(Spatial layout entries)
--*--

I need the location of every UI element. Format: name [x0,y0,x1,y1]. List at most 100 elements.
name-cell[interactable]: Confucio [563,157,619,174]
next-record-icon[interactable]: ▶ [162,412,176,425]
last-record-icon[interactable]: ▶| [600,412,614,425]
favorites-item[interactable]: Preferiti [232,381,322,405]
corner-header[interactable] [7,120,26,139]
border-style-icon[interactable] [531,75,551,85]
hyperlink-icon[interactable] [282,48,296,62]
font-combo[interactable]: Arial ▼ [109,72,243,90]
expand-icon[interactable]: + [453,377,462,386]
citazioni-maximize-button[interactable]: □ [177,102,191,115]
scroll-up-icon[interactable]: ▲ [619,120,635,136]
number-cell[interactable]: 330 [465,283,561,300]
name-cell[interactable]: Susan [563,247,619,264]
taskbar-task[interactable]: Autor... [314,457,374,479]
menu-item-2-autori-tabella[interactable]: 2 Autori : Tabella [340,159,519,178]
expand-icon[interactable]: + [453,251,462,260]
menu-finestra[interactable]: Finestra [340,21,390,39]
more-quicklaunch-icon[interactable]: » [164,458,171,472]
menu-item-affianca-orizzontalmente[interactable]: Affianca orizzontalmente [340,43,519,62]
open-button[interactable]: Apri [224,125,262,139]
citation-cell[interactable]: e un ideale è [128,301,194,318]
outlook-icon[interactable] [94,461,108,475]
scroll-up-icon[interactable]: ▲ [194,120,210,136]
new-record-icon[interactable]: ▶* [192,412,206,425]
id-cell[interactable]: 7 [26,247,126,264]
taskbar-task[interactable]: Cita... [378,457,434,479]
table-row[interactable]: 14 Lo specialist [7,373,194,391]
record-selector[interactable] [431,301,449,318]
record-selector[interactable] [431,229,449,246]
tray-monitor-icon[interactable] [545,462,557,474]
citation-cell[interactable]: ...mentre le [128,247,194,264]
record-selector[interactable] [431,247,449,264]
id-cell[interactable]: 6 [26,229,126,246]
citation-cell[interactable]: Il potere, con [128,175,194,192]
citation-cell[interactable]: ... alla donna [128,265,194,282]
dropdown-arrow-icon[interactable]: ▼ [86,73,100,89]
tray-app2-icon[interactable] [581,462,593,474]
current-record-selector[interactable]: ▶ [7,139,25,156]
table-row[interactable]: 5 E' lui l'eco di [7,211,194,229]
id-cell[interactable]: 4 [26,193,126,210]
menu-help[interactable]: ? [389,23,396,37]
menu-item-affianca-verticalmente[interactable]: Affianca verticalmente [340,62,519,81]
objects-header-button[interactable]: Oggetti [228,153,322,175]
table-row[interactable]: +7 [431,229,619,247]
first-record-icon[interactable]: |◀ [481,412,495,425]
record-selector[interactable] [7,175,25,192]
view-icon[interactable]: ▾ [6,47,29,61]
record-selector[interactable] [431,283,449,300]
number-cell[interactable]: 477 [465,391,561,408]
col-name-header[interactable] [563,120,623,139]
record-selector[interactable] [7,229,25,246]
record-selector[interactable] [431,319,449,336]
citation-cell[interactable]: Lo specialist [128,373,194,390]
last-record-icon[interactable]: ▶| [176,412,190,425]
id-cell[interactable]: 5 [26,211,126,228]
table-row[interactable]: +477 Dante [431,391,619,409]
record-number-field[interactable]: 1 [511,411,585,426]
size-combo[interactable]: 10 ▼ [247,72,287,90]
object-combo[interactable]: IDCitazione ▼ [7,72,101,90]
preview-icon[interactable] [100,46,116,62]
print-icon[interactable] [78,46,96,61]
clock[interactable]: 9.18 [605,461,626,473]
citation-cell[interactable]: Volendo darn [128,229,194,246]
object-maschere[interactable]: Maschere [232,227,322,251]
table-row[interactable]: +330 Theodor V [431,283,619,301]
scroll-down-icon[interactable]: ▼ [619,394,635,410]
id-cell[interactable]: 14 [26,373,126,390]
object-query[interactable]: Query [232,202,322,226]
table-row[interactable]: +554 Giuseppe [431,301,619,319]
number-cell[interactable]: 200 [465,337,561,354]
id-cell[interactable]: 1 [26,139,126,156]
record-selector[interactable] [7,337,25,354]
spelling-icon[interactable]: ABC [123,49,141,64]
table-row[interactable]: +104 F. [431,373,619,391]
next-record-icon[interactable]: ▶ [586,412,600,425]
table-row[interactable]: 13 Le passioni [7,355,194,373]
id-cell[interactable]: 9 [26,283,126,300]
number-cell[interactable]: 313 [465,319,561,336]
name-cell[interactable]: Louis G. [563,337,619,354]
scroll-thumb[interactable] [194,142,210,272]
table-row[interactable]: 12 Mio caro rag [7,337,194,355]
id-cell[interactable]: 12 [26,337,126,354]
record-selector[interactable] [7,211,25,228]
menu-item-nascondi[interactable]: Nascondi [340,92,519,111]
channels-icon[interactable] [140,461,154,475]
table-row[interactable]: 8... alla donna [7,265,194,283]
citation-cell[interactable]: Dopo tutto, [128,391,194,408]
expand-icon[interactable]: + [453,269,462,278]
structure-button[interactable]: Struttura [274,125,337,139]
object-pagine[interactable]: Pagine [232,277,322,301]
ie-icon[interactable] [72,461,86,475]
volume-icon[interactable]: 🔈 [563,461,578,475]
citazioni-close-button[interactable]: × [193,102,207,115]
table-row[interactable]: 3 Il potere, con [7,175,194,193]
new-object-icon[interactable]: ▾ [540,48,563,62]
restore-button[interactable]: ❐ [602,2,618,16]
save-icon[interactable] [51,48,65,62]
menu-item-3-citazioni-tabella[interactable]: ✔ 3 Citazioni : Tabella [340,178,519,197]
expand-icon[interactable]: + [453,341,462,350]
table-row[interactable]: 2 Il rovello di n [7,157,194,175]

--*--

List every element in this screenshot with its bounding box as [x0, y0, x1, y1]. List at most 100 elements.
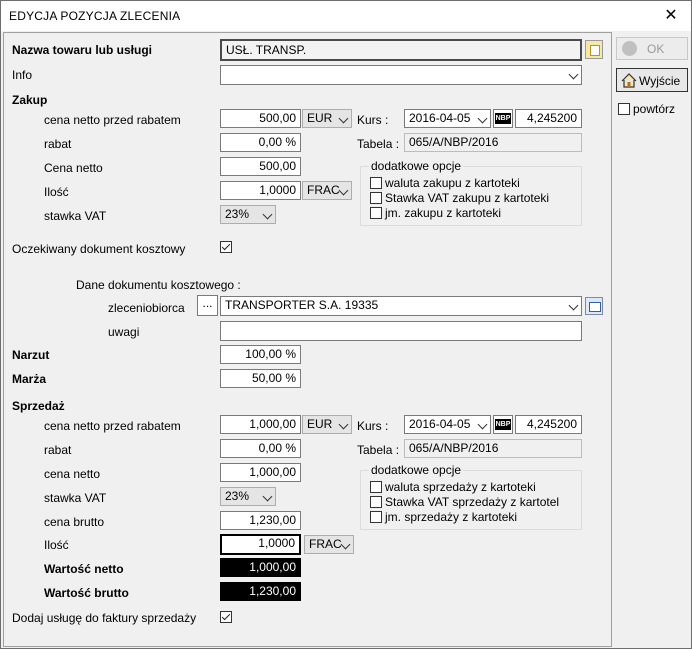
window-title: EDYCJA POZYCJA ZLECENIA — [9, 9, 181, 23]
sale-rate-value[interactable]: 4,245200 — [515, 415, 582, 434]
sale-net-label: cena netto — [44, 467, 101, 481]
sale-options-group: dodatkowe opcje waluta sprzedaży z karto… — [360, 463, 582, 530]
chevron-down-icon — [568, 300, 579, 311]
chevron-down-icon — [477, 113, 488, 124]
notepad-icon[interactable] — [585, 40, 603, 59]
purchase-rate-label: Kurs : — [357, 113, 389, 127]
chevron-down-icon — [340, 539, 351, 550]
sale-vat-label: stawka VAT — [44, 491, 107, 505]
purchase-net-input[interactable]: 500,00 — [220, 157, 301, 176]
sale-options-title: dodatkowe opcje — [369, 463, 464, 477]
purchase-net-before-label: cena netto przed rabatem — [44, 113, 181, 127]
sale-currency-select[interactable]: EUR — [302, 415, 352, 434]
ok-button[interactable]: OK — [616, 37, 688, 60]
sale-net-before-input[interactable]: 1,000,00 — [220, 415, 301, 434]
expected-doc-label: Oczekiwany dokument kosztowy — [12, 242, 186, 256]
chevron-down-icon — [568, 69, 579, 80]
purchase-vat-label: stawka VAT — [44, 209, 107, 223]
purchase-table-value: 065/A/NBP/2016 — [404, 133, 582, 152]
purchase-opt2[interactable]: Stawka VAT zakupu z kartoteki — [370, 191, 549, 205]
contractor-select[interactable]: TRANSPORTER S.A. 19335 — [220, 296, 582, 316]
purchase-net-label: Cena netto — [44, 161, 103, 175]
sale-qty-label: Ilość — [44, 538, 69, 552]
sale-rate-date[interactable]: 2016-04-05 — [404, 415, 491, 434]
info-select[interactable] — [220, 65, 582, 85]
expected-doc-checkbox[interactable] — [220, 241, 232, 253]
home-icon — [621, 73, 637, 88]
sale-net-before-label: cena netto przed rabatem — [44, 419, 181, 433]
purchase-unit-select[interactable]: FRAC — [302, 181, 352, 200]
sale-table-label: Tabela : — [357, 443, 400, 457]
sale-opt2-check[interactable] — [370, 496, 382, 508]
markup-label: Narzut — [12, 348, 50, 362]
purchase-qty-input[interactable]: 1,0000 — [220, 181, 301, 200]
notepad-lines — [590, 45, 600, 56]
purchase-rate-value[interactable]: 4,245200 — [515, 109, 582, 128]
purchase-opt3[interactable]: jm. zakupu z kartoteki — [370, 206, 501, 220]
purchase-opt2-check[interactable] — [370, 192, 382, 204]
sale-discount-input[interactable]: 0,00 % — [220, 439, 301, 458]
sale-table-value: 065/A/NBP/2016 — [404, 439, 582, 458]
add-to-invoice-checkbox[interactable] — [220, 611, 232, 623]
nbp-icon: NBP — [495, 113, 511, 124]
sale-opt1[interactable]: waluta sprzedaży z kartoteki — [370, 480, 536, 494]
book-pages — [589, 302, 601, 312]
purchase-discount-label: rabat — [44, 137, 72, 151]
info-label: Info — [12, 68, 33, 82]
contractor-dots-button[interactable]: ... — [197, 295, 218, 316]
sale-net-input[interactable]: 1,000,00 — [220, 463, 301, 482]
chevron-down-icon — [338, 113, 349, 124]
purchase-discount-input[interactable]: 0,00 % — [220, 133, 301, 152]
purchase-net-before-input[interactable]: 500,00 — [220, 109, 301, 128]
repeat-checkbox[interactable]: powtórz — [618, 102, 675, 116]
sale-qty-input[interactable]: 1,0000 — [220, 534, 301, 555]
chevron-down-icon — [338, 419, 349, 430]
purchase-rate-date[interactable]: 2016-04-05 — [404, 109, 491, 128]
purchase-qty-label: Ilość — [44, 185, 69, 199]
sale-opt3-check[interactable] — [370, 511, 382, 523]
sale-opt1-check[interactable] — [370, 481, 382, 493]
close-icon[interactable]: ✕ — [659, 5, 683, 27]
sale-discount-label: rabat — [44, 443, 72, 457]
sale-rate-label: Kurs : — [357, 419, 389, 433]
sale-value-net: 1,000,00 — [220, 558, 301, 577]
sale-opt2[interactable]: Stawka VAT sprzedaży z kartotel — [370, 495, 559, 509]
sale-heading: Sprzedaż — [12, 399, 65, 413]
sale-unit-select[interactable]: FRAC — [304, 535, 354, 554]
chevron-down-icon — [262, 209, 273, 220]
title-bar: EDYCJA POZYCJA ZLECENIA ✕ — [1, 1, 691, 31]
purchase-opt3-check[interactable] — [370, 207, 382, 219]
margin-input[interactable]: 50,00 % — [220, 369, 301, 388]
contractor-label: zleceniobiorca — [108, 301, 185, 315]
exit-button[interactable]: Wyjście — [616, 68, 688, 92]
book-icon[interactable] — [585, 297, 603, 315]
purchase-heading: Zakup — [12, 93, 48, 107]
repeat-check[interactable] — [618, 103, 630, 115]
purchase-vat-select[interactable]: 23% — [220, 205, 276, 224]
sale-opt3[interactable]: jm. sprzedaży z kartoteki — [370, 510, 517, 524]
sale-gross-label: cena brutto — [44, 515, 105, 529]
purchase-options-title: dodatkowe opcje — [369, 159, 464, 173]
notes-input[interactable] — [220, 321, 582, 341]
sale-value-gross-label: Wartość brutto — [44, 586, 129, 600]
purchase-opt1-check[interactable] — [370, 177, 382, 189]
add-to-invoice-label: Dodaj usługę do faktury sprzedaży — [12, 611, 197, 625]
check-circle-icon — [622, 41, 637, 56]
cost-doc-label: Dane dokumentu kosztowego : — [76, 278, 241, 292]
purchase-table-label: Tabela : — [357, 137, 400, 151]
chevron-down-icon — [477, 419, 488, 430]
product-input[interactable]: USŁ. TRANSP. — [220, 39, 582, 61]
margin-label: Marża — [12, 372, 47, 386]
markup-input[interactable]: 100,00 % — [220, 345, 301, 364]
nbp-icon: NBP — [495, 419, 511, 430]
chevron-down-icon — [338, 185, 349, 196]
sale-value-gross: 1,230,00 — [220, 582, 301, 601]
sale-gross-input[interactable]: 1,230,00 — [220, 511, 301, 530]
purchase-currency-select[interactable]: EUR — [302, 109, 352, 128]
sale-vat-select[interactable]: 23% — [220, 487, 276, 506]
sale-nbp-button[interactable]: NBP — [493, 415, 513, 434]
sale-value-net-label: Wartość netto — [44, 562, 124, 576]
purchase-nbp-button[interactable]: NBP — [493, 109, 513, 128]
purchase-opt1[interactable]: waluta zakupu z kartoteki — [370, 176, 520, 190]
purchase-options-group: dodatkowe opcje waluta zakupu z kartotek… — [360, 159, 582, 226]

--*--

Directive — Change "name-cell" to "label-cell" in the lines from the line with "I need the location" to the line with "menu-item-2-autori-tabella[interactable]: 2 Autori". Give those lines again with nothing else altered.

Reply —
I need the location of every UI element. Format: name [x0,y0,x1,y1]. List at most 100 elements.
label-cell[interactable]: Confucio [563,157,619,174]
next-record-icon[interactable]: ▶ [162,412,176,425]
last-record-icon[interactable]: ▶| [600,412,614,425]
favorites-item[interactable]: Preferiti [232,381,322,405]
corner-header[interactable] [7,120,26,139]
border-style-icon[interactable] [531,75,551,85]
hyperlink-icon[interactable] [282,48,296,62]
font-combo[interactable]: Arial ▼ [109,72,243,90]
expand-icon[interactable]: + [453,377,462,386]
citazioni-maximize-button[interactable]: □ [177,102,191,115]
scroll-up-icon[interactable]: ▲ [619,120,635,136]
number-cell[interactable]: 330 [465,283,561,300]
label-cell[interactable]: Susan [563,247,619,264]
taskbar-task[interactable]: Autor... [314,457,374,479]
menu-item-2-autori-tabella[interactable]: 2 Autori : Tabella [340,159,519,178]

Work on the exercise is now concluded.